Count the lines in the entries that contain the string "axis", and give only the number.

=== Supplied material ===
↓
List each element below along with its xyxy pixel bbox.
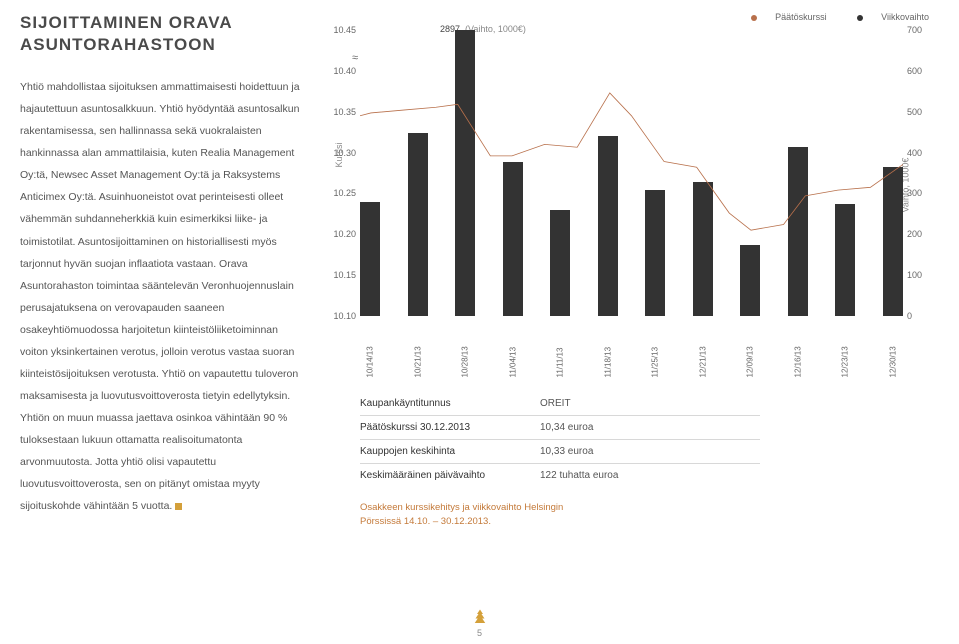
x-tick-label: 12/21/13 — [698, 358, 707, 378]
table-value: 10,33 euroa — [540, 446, 593, 457]
page-title: SIJOITTAMINEN ORAVA ASUNTORAHASTOON — [20, 12, 300, 56]
plot-area — [360, 30, 903, 316]
stock-chart: Kurssi Vaihto, 1000€ 2897 (Vaihto, 1000€… — [360, 30, 903, 330]
y-right-tick: 0 — [907, 311, 931, 321]
table-row: Kauppojen keskihinta10,33 euroa — [360, 440, 760, 464]
y-left-tick: 10.30 — [330, 148, 356, 158]
y-left-tick: 10.20 — [330, 229, 356, 239]
table-value: 122 tuhatta euroa — [540, 470, 618, 481]
y-left-tick: 10.40 — [330, 66, 356, 76]
chart-caption: Osakkeen kurssikehitys ja viikkovaihto H… — [360, 501, 939, 530]
table-row: KaupankäyntitunnusOREIT — [360, 392, 760, 416]
footer: 5 — [471, 608, 489, 638]
paat-dot-icon — [751, 15, 757, 21]
title-line1: SIJOITTAMINEN ORAVA — [20, 13, 233, 32]
y-right-tick: 400 — [907, 148, 931, 158]
page-number: 5 — [471, 628, 489, 638]
body-paragraph: Yhtiö mahdollistaa sijoituksen ammattima… — [20, 76, 300, 517]
y-right-tick: 700 — [907, 25, 931, 35]
table-key: Kauppojen keskihinta — [360, 446, 540, 457]
y-right-tick: 200 — [907, 229, 931, 239]
table-value: OREIT — [540, 398, 571, 409]
viik-dot-icon — [857, 15, 863, 21]
y-left-tick: 10.35 — [330, 107, 356, 117]
chart-legend: Päätöskurssi Viikkovaihto — [723, 12, 929, 22]
y-left-tick: 10.25 — [330, 188, 356, 198]
y-left-tick: 10.15 — [330, 270, 356, 280]
x-axis-labels: 10/14/1310/21/1310/28/1311/04/1311/11/13… — [360, 363, 903, 372]
table-key: Keskimääräinen päivävaihto — [360, 470, 540, 481]
end-square-icon — [175, 503, 182, 510]
x-tick-label: 10/28/13 — [461, 358, 470, 378]
pine-icon — [471, 608, 489, 626]
price-line — [360, 30, 903, 316]
y-right-tick: 100 — [907, 270, 931, 280]
y-right-tick: 300 — [907, 188, 931, 198]
table-row: Päätöskurssi 30.12.201310,34 euroa — [360, 416, 760, 440]
x-tick-label: 11/04/13 — [508, 358, 517, 378]
x-tick-label: 11/25/13 — [651, 358, 660, 378]
title-line2: ASUNTORAHASTOON — [20, 35, 216, 54]
info-table: KaupankäyntitunnusOREITPäätöskurssi 30.1… — [360, 392, 760, 487]
legend-viik: Viikkovaihto — [843, 12, 929, 22]
x-tick-label: 10/21/13 — [413, 358, 422, 378]
y-right-tick: 500 — [907, 107, 931, 117]
y-left-tick: 10.45 — [330, 25, 356, 35]
x-tick-label: 10/14/13 — [366, 358, 375, 378]
y-left-tick: 10.10 — [330, 311, 356, 321]
x-tick-label: 12/09/13 — [746, 358, 755, 378]
table-key: Kaupankäyntitunnus — [360, 398, 540, 409]
table-value: 10,34 euroa — [540, 422, 593, 433]
x-tick-label: 11/18/13 — [603, 358, 612, 378]
x-tick-label: 12/30/13 — [888, 358, 897, 378]
table-row: Keskimääräinen päivävaihto122 tuhatta eu… — [360, 464, 760, 487]
legend-paat: Päätöskurssi — [737, 12, 827, 22]
table-key: Päätöskurssi 30.12.2013 — [360, 422, 540, 433]
x-tick-label: 12/23/13 — [841, 358, 850, 378]
x-tick-label: 12/16/13 — [793, 358, 802, 378]
x-tick-label: 11/11/13 — [556, 358, 565, 378]
y-right-tick: 600 — [907, 66, 931, 76]
axis-break-icon: ≈ — [352, 52, 358, 64]
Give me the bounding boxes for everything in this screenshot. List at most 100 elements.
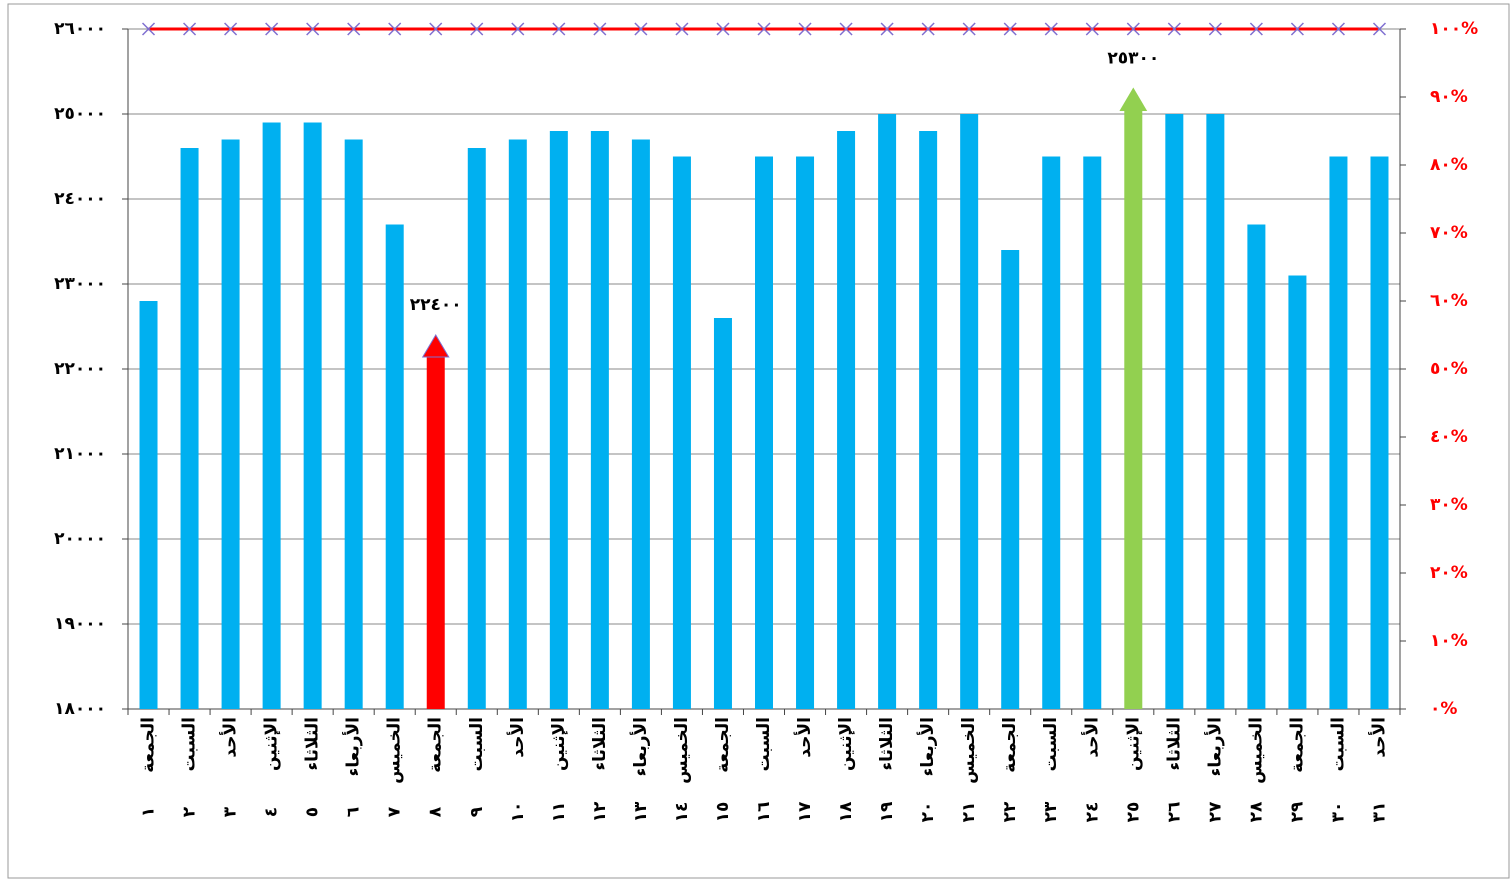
line-marker	[1331, 22, 1345, 36]
bar	[385, 224, 404, 709]
x-tick-label: الثلاثاء	[877, 717, 897, 771]
bar	[837, 131, 856, 709]
line-marker	[429, 22, 443, 36]
y2-tick-label: ٦٠%	[1430, 291, 1468, 311]
x-tick-label: الإثنين	[1123, 717, 1143, 771]
line-marker	[1208, 22, 1222, 36]
line-marker	[1126, 22, 1140, 36]
y-tick-label: ٢٣٠٠٠	[54, 274, 106, 294]
line-marker	[757, 22, 771, 36]
y-tick-label: ٢٠٠٠٠	[54, 529, 106, 549]
y-tick-label: ٢٥٠٠٠	[54, 104, 106, 124]
x-tick-label: السبت	[467, 717, 487, 771]
line-marker	[1372, 22, 1387, 36]
x-tick-label: الجمعة	[713, 717, 733, 773]
x-tick-label: الجمعة	[1000, 717, 1020, 773]
x-tick-number: ٦	[344, 807, 364, 817]
x-tick-number: ٢٠	[918, 802, 938, 823]
bar-arrowhead	[1119, 87, 1148, 111]
x-tick-label: الإثنين	[549, 717, 569, 771]
x-tick-label: الأحد	[1081, 717, 1102, 758]
bar	[1370, 156, 1389, 709]
bar	[631, 139, 650, 709]
line-marker	[141, 22, 156, 36]
x-tick-number: ٢٣	[1041, 801, 1061, 822]
bar	[713, 318, 732, 709]
bar-arrowhead	[421, 334, 450, 358]
x-tick-label: الأحد	[507, 717, 528, 758]
bar	[755, 156, 773, 709]
x-tick-number: ١٨	[836, 801, 856, 822]
line-marker	[716, 22, 730, 36]
bar	[180, 148, 199, 709]
bar	[1206, 114, 1225, 709]
bar	[1165, 114, 1184, 709]
x-tick-label: السبت	[754, 717, 774, 771]
line-marker	[880, 22, 894, 36]
line-marker	[1085, 22, 1099, 36]
x-tick-number: ٩	[467, 806, 487, 817]
value-label: ٢٥٣٠٠	[1107, 49, 1159, 69]
x-tick-label: الأحد	[794, 717, 815, 758]
x-tick-label: الثلاثاء	[303, 717, 323, 771]
value-label: ٢٢٤٠٠	[410, 295, 462, 315]
bar	[1042, 156, 1061, 709]
x-tick-number: ١	[139, 807, 159, 817]
x-tick-label: الخميس	[1246, 717, 1266, 784]
x-tick-number: ١٦	[754, 802, 774, 823]
x-tick-label: الإثنين	[836, 717, 856, 771]
x-tick-number: ١٠	[508, 802, 528, 823]
x-tick-number: ١٢	[590, 801, 610, 822]
line-marker	[962, 22, 976, 36]
x-tick-label: الثلاثاء	[590, 717, 610, 771]
line-marker	[839, 22, 853, 36]
line-marker	[224, 22, 238, 36]
x-tick-label: الأربعاء	[1204, 717, 1225, 776]
x-tick-label: الخميس	[672, 717, 692, 784]
x-tick-label: الأربعاء	[343, 717, 364, 776]
line-marker	[1249, 22, 1263, 36]
bar	[549, 131, 568, 709]
x-tick-label: السبت	[1041, 717, 1061, 771]
x-tick-number: ٢٨	[1246, 801, 1266, 822]
x-tick-number: ٣١	[1369, 802, 1389, 823]
x-tick-label: الجمعة	[139, 717, 159, 773]
x-tick-label: الأحد	[220, 717, 241, 758]
x-tick-number: ١٩	[877, 801, 897, 822]
bar	[1083, 156, 1102, 709]
y2-tick-label: ١٠%	[1430, 631, 1468, 651]
y-tick-label: ٢٦٠٠٠	[54, 19, 106, 39]
bar	[672, 156, 691, 709]
line-marker	[1044, 22, 1058, 36]
x-tick-number: ٣٠	[1328, 802, 1348, 823]
line-marker	[593, 22, 607, 36]
x-tick-number: ٢٢	[1000, 801, 1020, 822]
x-tick-number: ٤	[262, 807, 282, 817]
line-marker	[306, 22, 320, 36]
line-marker	[1290, 22, 1304, 36]
bar	[796, 156, 815, 709]
bar	[1288, 275, 1307, 709]
x-tick-label: الثلاثاء	[1164, 717, 1184, 771]
line-marker	[388, 22, 402, 36]
bar	[221, 139, 240, 709]
line-marker	[1167, 22, 1181, 36]
bar	[139, 301, 158, 709]
x-tick-label: الخميس	[385, 717, 405, 784]
line-marker	[552, 22, 566, 36]
bar	[919, 131, 938, 709]
bar	[1247, 224, 1266, 709]
y2-tick-label: ٠%	[1430, 699, 1457, 719]
line-marker	[347, 22, 361, 36]
y-tick-label: ٢١٠٠٠	[54, 444, 106, 464]
y-tick-label: ١٨٠٠٠	[54, 699, 106, 719]
bar	[878, 114, 897, 709]
y2-tick-label: ٩٠%	[1430, 87, 1468, 107]
y-tick-label: ١٩٠٠٠	[54, 614, 106, 634]
x-tick-label: الأحد	[1368, 717, 1389, 758]
line-marker	[675, 22, 689, 36]
line-marker	[183, 22, 197, 36]
y2-tick-label: ١٠٠%	[1430, 19, 1478, 39]
x-tick-number: ٢٤	[1082, 802, 1102, 823]
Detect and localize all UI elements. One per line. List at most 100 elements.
↑
=== Output for this task ===
2